• **AIM**: Copy every line of the data that includes the string "text".
• • • • • • •
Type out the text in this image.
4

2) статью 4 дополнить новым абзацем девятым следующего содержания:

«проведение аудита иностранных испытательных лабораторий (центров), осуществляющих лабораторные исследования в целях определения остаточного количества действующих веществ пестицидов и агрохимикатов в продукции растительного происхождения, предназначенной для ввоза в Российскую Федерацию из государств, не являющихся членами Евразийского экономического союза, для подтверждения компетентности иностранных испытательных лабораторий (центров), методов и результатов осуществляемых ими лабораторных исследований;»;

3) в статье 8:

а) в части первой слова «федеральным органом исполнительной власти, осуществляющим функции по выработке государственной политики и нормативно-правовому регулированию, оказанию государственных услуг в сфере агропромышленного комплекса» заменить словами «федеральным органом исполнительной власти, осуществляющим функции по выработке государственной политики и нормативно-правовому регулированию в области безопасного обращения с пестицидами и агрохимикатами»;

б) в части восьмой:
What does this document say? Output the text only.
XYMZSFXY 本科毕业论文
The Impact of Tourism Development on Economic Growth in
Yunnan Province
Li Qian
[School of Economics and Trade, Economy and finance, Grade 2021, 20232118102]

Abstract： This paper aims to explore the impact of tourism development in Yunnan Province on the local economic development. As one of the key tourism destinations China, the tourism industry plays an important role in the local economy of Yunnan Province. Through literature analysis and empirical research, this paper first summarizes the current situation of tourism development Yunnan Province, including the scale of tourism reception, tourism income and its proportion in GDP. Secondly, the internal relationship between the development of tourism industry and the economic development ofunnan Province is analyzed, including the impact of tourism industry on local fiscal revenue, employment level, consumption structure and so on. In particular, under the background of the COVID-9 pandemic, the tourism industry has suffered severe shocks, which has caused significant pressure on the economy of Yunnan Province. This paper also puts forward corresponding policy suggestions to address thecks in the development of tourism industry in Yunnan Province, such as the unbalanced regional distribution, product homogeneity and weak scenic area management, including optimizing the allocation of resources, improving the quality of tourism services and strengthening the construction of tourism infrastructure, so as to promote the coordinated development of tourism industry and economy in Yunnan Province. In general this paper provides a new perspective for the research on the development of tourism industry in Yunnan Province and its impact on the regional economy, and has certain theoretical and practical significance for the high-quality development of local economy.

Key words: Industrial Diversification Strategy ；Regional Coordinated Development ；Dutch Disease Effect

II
• • • • • • •
• **TASK SOLUTION**:
Type out the text in this image.
What does this document say? Output the text only.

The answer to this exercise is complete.